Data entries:
☆ ☆ ☆ ☆
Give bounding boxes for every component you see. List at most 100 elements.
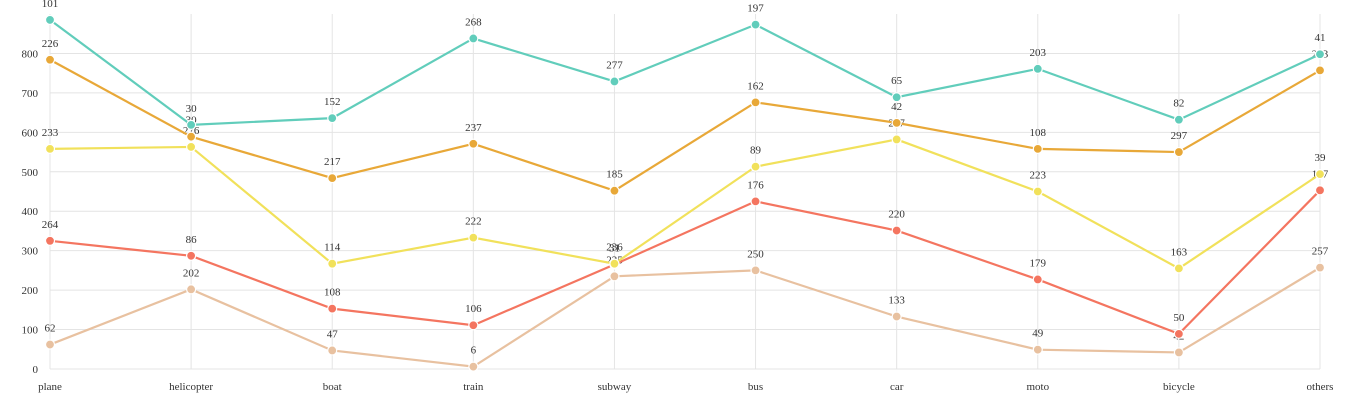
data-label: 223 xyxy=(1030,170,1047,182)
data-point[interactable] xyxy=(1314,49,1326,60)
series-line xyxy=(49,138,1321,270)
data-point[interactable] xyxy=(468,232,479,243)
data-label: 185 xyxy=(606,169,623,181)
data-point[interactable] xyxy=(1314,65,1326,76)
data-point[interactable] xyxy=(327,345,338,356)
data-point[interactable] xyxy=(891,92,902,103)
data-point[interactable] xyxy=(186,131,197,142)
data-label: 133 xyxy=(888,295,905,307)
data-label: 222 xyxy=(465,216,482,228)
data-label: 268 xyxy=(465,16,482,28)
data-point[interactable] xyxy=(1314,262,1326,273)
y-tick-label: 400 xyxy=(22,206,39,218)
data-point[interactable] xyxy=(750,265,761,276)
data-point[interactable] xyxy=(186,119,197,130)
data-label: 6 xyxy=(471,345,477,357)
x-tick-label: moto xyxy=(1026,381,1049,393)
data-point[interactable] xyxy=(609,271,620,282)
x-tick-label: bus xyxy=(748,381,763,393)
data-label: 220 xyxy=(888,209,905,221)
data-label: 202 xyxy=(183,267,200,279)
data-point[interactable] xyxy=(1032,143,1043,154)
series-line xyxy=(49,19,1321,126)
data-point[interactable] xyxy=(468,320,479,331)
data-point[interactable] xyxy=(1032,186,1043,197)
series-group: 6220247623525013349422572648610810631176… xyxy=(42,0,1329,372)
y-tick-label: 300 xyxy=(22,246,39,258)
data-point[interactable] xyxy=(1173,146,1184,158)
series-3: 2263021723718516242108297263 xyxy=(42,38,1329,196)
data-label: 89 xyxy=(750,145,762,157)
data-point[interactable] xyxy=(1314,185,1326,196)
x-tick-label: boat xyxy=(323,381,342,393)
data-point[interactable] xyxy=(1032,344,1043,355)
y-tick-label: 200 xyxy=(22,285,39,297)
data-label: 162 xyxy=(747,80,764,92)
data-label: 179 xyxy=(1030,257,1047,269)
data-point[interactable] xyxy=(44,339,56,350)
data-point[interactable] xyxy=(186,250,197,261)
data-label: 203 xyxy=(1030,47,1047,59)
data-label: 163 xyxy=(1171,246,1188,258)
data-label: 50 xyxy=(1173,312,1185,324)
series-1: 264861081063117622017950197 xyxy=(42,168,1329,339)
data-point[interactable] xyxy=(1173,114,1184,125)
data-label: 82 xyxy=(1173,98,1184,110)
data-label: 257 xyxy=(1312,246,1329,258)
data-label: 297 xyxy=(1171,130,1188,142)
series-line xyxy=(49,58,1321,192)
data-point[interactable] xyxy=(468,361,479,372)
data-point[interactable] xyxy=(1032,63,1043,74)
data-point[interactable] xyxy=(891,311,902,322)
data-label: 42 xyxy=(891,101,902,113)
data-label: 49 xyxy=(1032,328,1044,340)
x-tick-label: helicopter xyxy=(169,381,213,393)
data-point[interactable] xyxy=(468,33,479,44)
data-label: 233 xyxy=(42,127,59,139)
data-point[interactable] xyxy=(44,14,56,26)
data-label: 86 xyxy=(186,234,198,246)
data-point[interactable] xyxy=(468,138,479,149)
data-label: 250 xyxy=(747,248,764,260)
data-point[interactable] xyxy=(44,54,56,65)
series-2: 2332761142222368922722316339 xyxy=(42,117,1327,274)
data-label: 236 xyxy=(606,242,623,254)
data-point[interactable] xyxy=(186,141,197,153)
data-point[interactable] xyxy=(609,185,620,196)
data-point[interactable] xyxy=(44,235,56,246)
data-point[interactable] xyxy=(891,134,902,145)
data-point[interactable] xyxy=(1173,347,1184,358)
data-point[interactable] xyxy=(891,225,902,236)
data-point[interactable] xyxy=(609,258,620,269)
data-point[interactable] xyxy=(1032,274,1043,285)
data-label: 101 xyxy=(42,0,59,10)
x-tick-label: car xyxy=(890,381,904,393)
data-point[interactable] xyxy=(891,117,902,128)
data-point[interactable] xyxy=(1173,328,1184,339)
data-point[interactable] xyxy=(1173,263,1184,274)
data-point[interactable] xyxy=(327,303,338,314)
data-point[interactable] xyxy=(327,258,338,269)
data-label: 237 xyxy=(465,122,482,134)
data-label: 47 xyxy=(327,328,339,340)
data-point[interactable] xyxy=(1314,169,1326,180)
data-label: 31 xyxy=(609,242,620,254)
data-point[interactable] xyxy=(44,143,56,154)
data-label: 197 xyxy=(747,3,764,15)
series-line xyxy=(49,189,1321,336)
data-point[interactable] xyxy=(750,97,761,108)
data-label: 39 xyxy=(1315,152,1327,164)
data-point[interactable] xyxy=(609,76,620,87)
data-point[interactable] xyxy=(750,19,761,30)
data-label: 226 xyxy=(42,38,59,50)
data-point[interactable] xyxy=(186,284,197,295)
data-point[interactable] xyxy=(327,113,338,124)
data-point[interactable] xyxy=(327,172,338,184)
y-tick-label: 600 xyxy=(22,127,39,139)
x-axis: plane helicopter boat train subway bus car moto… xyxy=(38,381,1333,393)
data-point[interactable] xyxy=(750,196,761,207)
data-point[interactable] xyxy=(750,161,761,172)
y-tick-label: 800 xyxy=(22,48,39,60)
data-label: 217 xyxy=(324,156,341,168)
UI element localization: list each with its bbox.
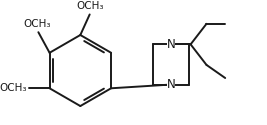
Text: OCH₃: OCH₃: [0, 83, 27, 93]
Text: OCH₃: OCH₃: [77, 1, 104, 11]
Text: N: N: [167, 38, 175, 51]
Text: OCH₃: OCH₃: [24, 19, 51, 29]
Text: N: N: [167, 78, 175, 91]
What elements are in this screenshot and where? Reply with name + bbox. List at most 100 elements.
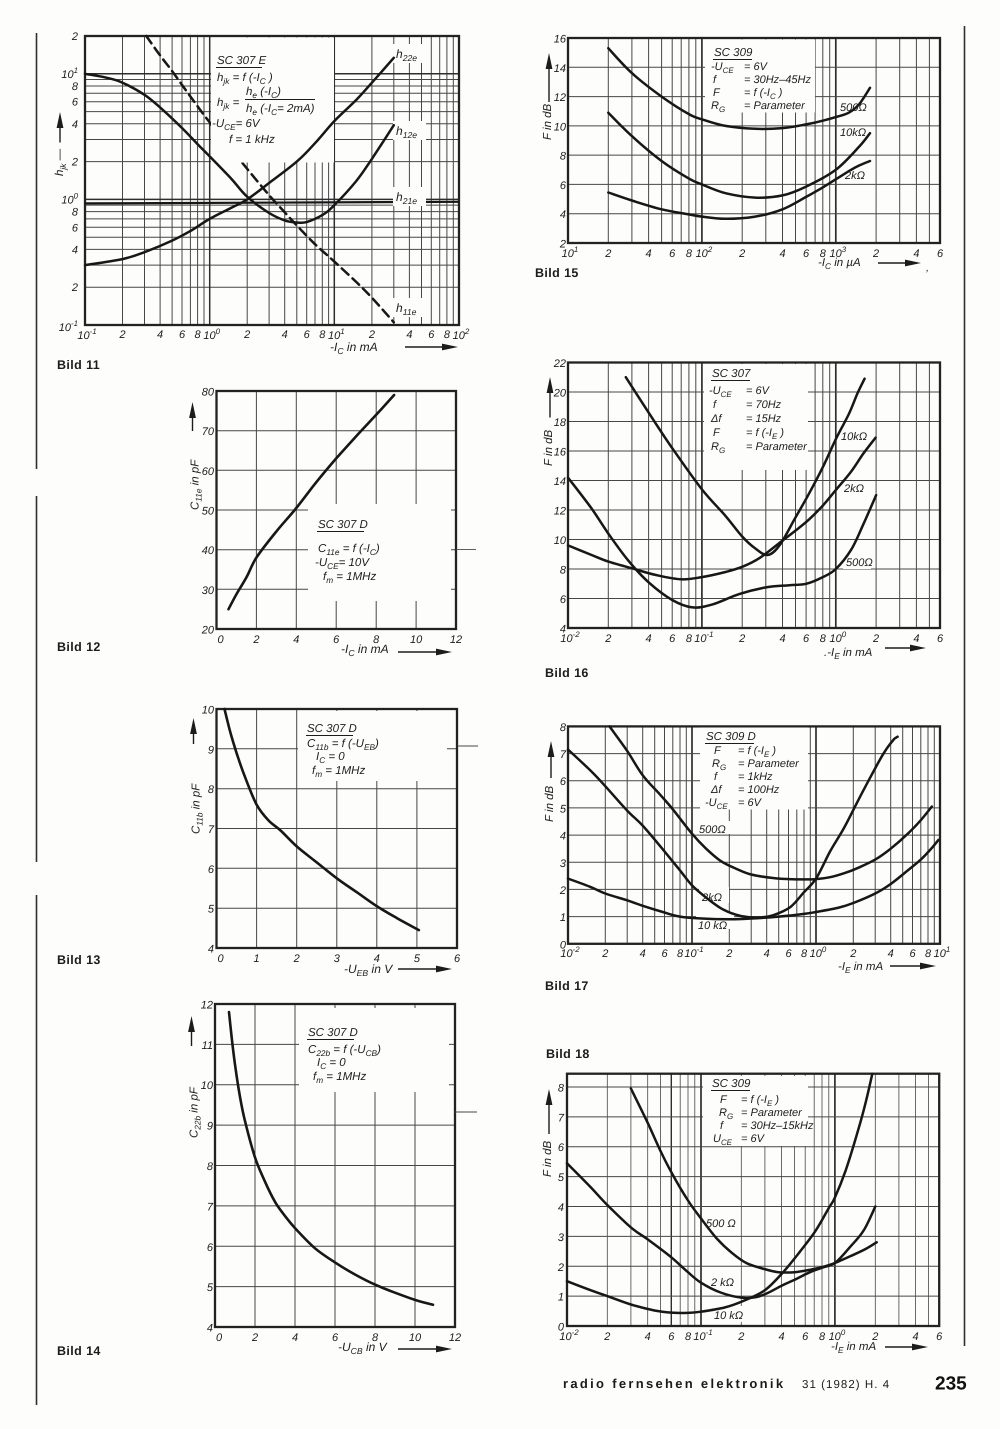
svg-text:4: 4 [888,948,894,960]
☆ ☆ ☆ ☆
Given task: Show each line of the items above that contains the string "bbox". Case counts, so include only lines where the letters match in case.

Exercise solution:
UI element localization: list each with its bbox.
What elements are in this screenshot and where? Reply with name + bbox. List at most 100 elements.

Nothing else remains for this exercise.